Every line of the data that contains the string "Daily" must be copied.

Stored data

= = = =

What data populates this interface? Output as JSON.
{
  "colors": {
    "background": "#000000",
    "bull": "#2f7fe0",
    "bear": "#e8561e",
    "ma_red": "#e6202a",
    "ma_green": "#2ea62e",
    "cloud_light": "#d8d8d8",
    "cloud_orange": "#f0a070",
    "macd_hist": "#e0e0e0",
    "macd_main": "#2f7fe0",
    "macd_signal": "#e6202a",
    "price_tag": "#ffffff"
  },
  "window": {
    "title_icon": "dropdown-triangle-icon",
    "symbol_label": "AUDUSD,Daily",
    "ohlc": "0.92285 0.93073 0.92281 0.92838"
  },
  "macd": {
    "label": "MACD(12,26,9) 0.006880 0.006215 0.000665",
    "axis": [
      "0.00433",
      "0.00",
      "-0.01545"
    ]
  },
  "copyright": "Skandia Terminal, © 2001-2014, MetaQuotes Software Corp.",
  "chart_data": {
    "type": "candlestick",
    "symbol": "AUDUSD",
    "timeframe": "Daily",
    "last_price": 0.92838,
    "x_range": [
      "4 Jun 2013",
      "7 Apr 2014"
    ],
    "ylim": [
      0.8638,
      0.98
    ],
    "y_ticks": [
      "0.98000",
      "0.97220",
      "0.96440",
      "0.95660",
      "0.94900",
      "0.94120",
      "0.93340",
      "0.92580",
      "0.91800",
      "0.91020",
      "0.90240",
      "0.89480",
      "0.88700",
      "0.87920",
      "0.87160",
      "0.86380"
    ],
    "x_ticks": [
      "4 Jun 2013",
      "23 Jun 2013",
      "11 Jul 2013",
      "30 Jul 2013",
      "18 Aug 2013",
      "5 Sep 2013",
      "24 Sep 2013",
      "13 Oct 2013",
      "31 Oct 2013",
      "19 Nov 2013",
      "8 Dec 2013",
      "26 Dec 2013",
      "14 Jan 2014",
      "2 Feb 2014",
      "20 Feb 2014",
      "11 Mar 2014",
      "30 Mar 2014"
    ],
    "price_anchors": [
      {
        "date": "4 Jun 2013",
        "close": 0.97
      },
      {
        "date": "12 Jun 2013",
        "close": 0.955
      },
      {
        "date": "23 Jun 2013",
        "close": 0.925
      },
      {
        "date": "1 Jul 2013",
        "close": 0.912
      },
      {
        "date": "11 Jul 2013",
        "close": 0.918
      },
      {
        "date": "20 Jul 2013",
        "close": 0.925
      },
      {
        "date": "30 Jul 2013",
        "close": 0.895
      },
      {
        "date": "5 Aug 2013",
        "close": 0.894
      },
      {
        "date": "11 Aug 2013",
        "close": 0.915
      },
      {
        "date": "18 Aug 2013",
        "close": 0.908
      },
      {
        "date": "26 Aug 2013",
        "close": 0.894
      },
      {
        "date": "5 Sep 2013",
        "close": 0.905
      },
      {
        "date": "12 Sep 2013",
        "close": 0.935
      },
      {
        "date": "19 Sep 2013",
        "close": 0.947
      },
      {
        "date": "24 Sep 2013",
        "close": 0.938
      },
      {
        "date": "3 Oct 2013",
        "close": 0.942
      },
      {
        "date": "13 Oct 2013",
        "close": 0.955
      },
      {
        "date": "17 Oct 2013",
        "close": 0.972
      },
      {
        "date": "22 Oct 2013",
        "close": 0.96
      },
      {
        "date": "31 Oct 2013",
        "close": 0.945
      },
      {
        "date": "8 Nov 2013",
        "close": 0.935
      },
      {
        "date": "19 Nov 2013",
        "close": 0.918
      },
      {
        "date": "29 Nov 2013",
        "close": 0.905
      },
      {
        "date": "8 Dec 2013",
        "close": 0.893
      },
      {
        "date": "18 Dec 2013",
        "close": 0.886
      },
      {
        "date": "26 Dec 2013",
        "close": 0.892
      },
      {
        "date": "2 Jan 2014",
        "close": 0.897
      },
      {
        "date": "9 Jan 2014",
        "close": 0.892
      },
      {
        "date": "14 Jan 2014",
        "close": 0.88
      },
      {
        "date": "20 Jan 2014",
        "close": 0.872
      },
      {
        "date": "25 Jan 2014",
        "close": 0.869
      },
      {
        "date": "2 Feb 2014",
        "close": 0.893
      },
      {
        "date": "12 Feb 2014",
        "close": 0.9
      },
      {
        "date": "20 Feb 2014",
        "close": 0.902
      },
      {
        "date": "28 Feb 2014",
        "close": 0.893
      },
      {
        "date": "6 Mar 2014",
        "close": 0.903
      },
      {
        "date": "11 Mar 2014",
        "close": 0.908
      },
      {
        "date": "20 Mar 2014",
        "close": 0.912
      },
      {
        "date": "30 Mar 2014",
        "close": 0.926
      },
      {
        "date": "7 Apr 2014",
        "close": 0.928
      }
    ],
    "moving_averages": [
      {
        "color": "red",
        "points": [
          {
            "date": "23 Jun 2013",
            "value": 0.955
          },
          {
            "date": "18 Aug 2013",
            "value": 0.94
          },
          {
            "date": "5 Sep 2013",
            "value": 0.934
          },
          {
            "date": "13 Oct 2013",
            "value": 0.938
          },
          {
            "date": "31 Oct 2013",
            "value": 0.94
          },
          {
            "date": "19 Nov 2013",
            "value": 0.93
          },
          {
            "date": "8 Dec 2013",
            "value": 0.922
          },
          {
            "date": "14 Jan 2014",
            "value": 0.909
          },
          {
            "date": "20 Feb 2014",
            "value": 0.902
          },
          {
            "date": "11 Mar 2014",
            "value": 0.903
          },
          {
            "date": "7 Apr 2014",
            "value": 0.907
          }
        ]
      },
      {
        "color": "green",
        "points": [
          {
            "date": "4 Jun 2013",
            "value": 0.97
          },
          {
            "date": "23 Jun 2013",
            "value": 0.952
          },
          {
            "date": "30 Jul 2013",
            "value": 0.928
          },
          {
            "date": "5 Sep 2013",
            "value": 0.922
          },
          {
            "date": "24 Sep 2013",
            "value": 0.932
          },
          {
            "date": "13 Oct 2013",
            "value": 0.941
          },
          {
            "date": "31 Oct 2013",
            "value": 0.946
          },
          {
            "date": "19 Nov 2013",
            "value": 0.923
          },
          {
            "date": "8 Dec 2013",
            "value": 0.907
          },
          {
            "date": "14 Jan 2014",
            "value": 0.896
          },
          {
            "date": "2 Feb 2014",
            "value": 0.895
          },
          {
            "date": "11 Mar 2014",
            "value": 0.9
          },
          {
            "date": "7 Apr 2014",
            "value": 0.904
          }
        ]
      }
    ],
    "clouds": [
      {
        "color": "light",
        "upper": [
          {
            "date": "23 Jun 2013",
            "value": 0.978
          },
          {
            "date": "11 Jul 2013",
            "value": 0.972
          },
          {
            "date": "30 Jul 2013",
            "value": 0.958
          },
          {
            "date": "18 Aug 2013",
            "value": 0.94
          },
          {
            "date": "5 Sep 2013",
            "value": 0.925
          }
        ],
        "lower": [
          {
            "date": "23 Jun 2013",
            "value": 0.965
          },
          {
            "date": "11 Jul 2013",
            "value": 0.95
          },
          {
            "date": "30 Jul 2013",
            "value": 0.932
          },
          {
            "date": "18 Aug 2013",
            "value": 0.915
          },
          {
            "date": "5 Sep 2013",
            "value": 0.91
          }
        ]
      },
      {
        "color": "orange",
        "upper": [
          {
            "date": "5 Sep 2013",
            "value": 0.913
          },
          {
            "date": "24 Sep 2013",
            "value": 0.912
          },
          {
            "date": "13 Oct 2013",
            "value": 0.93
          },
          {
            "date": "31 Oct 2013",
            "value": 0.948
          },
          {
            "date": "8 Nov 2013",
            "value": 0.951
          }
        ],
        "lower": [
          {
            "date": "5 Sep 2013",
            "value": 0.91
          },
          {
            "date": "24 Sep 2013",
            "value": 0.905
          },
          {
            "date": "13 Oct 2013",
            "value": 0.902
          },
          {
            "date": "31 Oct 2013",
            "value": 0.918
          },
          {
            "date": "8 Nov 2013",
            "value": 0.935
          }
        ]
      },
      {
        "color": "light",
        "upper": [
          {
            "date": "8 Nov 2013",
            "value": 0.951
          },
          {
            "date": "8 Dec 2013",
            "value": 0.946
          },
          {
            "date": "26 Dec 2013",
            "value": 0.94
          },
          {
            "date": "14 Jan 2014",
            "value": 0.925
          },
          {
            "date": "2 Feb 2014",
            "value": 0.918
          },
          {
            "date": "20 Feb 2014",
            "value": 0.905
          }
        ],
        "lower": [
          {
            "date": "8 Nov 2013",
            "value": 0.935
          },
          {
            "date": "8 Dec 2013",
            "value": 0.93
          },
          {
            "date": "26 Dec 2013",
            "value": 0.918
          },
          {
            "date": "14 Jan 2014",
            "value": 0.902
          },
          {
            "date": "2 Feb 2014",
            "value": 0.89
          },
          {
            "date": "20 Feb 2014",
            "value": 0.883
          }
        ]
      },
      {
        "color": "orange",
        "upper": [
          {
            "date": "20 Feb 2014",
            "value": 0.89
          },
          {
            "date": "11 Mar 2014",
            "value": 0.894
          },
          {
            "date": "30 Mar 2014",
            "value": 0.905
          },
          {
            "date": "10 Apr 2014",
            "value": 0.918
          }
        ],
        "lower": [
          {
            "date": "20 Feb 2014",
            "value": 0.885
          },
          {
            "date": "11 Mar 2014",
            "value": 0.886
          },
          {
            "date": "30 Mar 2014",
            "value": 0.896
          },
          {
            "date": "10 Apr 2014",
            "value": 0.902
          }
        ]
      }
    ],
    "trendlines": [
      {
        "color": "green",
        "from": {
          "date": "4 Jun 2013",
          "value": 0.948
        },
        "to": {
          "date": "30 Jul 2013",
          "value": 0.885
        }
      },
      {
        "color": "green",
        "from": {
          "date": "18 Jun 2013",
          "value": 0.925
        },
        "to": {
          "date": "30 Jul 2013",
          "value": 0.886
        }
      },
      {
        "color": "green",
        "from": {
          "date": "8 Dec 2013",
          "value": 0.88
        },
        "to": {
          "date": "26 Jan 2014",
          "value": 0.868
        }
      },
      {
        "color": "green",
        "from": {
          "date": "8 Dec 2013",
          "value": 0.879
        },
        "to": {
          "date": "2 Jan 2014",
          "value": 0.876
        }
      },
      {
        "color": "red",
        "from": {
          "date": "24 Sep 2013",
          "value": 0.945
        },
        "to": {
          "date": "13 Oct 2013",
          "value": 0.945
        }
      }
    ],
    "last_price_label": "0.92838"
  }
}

= = = =

### THE RESULT:
    "symbol_label": "AUDUSD,Daily",
    "timeframe": "Daily",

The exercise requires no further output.